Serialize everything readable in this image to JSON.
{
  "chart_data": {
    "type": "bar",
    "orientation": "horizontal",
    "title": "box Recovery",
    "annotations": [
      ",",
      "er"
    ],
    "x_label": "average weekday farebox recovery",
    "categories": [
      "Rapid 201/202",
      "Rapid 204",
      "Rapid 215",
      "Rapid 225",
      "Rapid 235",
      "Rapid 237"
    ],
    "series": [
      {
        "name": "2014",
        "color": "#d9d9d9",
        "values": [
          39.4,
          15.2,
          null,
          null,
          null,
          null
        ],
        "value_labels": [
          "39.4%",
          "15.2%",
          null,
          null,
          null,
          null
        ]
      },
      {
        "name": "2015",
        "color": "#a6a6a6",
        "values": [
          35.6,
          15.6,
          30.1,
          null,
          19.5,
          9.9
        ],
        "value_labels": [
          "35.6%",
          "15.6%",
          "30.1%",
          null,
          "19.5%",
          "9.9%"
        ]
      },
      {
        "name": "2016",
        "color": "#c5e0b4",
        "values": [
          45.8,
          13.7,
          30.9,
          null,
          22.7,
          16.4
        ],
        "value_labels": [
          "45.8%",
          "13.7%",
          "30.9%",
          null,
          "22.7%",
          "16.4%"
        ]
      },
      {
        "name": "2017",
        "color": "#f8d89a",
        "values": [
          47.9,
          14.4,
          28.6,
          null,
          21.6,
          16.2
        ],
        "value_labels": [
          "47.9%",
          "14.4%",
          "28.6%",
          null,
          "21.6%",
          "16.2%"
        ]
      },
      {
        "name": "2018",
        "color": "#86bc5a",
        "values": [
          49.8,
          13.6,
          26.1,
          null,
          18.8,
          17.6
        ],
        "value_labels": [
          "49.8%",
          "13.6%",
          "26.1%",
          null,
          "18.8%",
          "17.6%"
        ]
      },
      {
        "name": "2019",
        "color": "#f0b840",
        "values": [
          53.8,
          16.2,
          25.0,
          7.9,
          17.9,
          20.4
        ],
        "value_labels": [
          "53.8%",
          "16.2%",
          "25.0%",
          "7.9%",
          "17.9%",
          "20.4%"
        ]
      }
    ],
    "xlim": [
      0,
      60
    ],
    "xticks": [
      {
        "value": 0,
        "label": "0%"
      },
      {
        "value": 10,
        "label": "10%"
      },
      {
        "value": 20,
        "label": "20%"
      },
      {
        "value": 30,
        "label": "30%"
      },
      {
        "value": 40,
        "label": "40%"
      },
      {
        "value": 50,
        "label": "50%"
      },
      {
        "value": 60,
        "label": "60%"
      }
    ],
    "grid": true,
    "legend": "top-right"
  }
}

------------

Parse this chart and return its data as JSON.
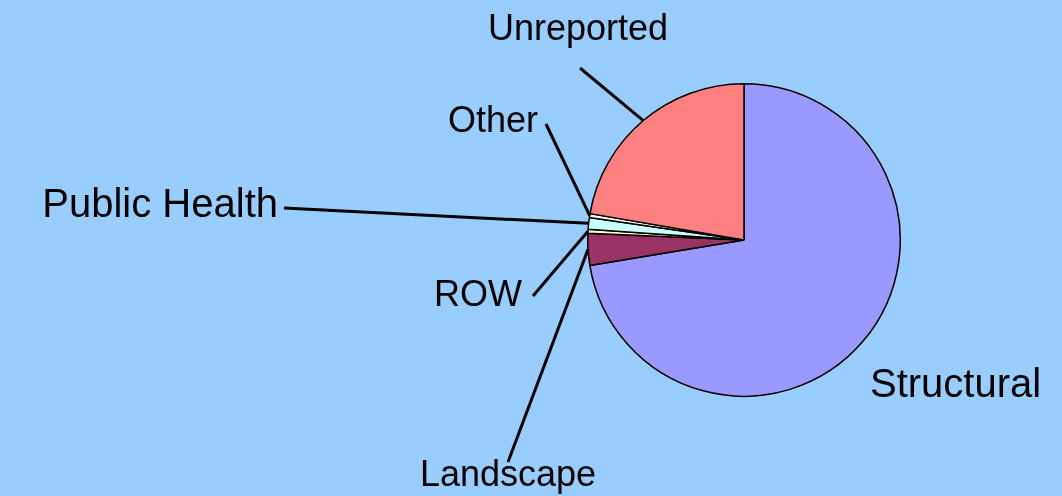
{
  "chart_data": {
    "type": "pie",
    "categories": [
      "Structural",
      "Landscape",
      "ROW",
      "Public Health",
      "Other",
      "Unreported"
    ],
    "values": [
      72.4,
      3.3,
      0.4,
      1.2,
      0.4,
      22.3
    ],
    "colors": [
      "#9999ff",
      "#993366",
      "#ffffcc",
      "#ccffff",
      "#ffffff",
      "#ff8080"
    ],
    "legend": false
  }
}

------------

## What the exercise asks
How many lines of the listing above include the word "JSON"? State the number and nothing else.

## Output of the exercise
2